**DIRECTION**
Go through the material below and copy each line where the word "image" appears.

**MATERIAL**
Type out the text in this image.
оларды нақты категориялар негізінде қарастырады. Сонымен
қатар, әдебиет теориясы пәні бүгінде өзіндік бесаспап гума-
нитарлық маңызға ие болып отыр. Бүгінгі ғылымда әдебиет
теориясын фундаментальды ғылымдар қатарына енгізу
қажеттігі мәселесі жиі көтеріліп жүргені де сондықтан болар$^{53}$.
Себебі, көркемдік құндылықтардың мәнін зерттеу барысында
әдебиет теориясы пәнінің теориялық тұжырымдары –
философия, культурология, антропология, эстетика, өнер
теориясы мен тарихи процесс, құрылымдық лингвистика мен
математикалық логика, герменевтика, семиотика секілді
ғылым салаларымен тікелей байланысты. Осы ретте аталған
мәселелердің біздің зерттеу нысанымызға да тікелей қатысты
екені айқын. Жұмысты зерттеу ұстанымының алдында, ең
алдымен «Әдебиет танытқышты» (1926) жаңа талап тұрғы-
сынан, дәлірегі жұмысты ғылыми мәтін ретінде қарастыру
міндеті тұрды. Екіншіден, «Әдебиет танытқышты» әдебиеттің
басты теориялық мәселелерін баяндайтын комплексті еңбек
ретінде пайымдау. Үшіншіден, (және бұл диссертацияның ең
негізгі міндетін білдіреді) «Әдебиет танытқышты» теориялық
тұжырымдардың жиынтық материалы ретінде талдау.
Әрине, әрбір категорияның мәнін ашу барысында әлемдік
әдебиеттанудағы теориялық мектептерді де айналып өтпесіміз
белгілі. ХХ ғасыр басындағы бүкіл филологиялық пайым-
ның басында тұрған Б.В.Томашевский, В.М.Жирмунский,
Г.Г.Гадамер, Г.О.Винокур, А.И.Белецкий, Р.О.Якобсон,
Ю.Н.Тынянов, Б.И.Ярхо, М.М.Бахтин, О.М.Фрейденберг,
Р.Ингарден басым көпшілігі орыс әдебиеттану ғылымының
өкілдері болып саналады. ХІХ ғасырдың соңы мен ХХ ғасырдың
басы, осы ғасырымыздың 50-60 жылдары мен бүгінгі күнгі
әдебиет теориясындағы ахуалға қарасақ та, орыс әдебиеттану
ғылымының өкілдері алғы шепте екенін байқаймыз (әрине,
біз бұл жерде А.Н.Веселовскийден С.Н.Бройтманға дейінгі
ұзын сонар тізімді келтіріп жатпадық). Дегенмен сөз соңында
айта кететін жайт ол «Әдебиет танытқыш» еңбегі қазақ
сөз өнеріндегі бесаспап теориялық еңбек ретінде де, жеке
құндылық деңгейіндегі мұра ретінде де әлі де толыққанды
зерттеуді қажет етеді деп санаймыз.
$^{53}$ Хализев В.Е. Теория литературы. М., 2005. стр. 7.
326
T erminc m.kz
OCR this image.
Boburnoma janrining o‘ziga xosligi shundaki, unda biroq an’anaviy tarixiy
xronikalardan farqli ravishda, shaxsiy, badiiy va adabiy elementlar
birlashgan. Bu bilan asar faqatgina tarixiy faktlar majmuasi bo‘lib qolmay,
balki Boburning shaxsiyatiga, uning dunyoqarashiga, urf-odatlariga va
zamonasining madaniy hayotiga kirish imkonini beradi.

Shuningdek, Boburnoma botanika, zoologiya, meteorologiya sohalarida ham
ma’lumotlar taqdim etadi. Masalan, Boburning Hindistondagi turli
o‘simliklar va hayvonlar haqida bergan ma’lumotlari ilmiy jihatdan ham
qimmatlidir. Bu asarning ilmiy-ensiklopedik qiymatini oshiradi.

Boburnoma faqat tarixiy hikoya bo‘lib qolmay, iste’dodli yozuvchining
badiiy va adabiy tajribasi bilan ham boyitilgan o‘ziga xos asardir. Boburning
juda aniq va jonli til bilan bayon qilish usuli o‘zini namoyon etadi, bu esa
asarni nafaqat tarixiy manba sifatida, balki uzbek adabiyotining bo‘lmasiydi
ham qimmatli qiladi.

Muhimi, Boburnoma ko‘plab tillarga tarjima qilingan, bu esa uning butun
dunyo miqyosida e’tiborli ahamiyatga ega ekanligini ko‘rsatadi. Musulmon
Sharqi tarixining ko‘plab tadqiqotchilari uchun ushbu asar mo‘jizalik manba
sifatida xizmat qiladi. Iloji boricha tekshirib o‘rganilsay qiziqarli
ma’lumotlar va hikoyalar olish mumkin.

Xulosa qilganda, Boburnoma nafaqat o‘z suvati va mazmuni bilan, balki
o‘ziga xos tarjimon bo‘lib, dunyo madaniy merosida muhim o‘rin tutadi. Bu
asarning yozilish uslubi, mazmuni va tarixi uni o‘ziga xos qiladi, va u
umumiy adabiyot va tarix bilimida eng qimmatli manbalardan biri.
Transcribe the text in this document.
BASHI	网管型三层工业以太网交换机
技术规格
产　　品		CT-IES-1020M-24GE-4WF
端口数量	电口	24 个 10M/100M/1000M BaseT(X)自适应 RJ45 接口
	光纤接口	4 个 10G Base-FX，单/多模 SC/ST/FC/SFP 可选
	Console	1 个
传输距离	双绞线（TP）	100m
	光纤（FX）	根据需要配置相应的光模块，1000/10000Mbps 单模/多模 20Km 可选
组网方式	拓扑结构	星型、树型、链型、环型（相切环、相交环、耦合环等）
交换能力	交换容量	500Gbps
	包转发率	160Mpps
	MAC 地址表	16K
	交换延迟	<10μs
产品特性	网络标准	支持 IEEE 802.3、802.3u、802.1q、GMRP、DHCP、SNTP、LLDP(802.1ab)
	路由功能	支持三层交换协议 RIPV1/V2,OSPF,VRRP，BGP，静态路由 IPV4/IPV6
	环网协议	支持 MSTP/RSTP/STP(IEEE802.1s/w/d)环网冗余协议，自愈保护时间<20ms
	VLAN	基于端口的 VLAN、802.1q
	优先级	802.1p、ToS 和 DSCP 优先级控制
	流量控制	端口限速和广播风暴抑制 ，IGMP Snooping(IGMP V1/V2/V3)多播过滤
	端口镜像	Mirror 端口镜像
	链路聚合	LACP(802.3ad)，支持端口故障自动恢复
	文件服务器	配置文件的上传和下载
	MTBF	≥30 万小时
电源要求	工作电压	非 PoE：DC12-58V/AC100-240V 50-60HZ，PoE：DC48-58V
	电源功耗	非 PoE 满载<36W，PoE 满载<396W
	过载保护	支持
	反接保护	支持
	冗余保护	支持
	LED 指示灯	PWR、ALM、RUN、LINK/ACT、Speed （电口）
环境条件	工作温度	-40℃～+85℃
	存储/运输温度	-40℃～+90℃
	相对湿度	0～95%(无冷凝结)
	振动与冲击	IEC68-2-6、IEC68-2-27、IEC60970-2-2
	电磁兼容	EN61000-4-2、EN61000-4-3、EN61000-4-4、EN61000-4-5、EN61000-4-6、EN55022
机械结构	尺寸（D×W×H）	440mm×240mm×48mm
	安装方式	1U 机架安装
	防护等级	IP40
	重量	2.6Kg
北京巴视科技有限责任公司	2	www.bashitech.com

**ANSWER TO THIS EXERCISE**
Type out the text in this image.
OCR this image.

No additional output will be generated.